begin Supplied entries

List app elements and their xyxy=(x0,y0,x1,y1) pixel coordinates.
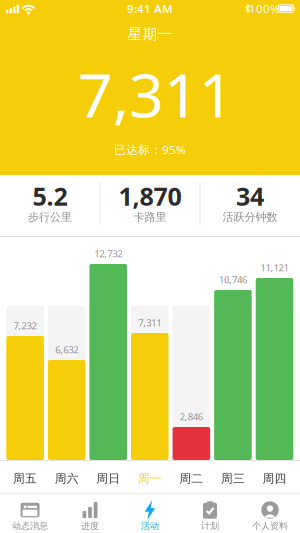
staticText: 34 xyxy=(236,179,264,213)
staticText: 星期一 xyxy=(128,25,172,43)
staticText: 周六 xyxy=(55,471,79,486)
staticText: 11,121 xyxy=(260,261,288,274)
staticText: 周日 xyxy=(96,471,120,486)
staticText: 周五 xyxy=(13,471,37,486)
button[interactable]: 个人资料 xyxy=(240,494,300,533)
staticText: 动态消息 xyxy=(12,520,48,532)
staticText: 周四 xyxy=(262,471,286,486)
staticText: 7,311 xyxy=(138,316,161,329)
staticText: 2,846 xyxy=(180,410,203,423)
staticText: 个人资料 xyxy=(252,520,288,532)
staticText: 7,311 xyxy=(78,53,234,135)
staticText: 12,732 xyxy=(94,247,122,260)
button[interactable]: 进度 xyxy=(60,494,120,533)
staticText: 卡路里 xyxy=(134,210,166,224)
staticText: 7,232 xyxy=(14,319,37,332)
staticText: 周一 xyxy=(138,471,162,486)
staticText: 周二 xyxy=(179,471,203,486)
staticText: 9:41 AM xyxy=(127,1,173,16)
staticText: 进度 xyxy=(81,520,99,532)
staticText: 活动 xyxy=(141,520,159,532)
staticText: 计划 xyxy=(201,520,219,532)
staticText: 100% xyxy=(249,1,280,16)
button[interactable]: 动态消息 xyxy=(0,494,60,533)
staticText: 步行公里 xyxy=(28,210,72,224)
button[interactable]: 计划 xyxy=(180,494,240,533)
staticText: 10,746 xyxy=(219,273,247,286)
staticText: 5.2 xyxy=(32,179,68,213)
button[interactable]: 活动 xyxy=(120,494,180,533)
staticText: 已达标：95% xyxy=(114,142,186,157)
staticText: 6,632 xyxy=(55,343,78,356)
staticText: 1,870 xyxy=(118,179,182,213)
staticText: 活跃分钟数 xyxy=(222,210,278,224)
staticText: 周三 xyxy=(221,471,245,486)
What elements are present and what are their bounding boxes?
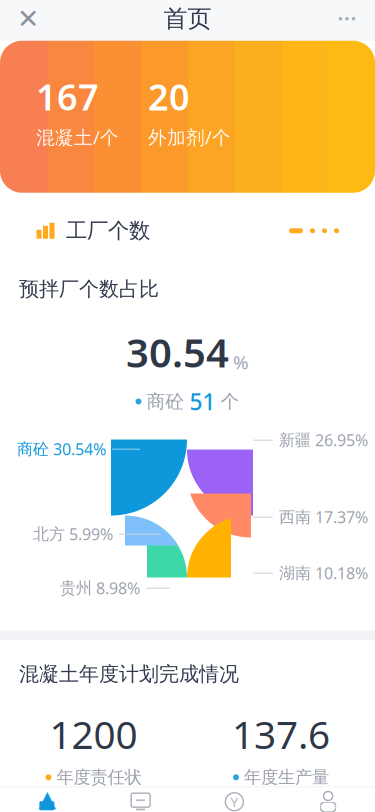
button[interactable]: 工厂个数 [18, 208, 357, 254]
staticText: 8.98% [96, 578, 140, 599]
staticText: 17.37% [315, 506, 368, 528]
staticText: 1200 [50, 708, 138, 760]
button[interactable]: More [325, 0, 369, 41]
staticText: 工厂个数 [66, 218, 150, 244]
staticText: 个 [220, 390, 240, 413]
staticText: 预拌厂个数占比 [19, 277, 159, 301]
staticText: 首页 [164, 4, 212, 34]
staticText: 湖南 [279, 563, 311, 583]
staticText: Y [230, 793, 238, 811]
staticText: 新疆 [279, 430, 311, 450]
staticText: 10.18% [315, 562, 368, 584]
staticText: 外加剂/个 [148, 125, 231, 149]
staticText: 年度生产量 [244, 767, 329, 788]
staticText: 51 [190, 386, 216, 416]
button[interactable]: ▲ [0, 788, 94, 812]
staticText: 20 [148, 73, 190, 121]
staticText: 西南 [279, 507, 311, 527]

end Supplied entries

Problem to work on:
Print the lines of the records exactly, from the start of the records through the line with "What elements are", with both ends included. Leave the pictures out.

Task output:
List app elements and their xyxy=(x0,y0,x1,y1) pixel coordinates.
staticText: 34 xyxy=(236,179,264,213)
staticText: 星期一 xyxy=(128,25,172,43)
staticText: 周六 xyxy=(55,471,79,486)
staticText: 11,121 xyxy=(260,261,288,274)
staticText: 周日 xyxy=(96,471,120,486)
staticText: 周五 xyxy=(13,471,37,486)
button[interactable]: 个人资料 xyxy=(240,494,300,533)
staticText: 动态消息 xyxy=(12,520,48,532)
staticText: 周四 xyxy=(262,471,286,486)
staticText: 7,311 xyxy=(138,316,161,329)
staticText: 2,846 xyxy=(180,410,203,423)
staticText: 个人资料 xyxy=(252,520,288,532)
staticText: 7,311 xyxy=(78,53,234,135)
staticText: 12,732 xyxy=(94,247,122,260)
button[interactable]: 进度 xyxy=(60,494,120,533)
staticText: 卡路里 xyxy=(134,210,166,224)
staticText: 7,232 xyxy=(14,319,37,332)
staticText: 周一 xyxy=(138,471,162,486)
staticText: 周二 xyxy=(179,471,203,486)
staticText: 9:41 AM xyxy=(127,1,173,16)
staticText: 进度 xyxy=(81,520,99,532)
staticText: 活动 xyxy=(141,520,159,532)
staticText: 计划 xyxy=(201,520,219,532)
staticText: 100% xyxy=(249,1,280,16)
button[interactable]: 动态消息 xyxy=(0,494,60,533)
staticText: 步行公里 xyxy=(28,210,72,224)
button[interactable]: 计划 xyxy=(180,494,240,533)
staticText: 10,746 xyxy=(219,273,247,286)
staticText: 5.2 xyxy=(32,179,68,213)
button[interactable]: 活动 xyxy=(120,494,180,533)
staticText: 已达标：95% xyxy=(114,142,186,157)
staticText: 6,632 xyxy=(55,343,78,356)
staticText: 1,870 xyxy=(118,179,182,213)
staticText: 活跃分钟数 xyxy=(222,210,278,224)
staticText: 周三 xyxy=(221,471,245,486)
What elements are present and what are their bounding boxes?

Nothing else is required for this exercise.